Report how many lines in the records hold the string "bottom"; give the number and nothing else.

─── Record set ───

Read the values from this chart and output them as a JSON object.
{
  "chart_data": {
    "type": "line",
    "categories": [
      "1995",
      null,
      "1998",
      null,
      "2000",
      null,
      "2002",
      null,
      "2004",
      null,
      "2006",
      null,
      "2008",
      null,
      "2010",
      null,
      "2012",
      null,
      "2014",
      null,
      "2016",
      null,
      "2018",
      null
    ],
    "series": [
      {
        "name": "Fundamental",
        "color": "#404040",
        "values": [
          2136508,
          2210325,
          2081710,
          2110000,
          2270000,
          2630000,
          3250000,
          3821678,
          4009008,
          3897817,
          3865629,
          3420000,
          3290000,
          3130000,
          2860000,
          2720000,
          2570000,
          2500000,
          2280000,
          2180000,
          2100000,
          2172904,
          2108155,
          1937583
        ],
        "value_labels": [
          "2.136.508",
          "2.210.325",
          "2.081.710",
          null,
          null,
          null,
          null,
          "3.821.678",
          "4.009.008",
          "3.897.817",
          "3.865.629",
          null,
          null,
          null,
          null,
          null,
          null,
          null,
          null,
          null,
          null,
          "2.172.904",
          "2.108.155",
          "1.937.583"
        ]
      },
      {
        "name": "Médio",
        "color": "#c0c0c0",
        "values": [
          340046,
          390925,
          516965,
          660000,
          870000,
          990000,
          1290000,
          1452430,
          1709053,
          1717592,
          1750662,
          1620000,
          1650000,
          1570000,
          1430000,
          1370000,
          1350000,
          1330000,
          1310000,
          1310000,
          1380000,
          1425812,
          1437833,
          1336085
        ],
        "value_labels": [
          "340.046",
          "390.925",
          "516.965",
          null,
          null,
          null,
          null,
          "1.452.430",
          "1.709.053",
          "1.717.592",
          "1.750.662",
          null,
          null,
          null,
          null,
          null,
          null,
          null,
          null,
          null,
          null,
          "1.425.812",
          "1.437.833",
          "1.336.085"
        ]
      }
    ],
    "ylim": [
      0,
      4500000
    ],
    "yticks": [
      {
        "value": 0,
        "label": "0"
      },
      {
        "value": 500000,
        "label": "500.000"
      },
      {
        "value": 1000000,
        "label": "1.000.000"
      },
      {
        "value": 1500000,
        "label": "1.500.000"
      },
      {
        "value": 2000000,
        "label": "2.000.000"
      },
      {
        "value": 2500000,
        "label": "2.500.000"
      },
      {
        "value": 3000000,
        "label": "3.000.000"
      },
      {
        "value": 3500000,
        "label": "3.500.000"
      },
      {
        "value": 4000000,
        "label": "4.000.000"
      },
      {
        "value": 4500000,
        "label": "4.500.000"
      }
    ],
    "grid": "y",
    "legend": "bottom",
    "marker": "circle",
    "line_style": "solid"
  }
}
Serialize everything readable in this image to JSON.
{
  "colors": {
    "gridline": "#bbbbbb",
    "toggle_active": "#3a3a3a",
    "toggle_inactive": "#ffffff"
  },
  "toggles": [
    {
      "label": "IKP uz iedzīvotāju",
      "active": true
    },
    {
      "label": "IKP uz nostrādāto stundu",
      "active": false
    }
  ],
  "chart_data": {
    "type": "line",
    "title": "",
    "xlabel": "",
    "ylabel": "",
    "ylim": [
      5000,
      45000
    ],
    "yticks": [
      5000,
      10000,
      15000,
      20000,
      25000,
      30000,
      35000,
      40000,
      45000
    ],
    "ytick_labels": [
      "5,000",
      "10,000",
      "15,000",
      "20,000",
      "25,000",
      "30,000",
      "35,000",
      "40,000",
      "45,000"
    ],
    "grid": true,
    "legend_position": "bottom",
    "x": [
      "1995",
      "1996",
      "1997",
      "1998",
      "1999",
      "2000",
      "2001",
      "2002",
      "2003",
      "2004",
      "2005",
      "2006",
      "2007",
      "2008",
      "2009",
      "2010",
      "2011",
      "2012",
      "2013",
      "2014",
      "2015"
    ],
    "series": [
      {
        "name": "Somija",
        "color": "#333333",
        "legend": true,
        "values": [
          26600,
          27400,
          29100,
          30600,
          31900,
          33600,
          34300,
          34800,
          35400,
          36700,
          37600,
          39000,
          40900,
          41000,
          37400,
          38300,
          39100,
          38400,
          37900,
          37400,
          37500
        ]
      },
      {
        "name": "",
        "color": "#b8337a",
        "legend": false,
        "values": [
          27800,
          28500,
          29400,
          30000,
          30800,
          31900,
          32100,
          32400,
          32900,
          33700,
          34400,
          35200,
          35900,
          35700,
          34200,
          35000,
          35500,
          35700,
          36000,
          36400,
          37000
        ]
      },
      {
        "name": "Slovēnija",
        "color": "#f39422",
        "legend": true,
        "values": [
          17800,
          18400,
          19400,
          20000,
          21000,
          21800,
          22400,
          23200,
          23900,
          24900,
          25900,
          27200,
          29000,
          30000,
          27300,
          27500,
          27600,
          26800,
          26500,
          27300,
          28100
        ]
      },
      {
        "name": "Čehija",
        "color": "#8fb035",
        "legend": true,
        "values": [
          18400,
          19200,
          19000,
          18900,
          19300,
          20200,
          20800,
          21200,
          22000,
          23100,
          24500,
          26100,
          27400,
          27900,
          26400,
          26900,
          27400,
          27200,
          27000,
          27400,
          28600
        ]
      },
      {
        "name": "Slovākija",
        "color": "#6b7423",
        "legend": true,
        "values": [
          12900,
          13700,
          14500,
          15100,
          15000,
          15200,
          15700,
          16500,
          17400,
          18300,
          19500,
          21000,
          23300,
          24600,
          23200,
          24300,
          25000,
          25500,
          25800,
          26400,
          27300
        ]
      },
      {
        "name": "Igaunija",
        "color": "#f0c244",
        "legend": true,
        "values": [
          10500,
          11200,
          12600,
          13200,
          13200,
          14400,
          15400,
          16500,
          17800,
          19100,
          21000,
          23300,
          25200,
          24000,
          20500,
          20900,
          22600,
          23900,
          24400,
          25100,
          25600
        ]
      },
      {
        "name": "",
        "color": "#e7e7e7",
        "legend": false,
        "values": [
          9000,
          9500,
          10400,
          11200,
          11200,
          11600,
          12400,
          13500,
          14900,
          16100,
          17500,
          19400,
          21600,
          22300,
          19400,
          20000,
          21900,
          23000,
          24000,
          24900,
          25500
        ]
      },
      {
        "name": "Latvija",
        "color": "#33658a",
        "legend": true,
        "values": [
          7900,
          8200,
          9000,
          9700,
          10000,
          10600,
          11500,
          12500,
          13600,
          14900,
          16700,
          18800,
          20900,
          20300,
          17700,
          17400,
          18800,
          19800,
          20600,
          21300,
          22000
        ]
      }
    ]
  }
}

───

### Exercise answer
2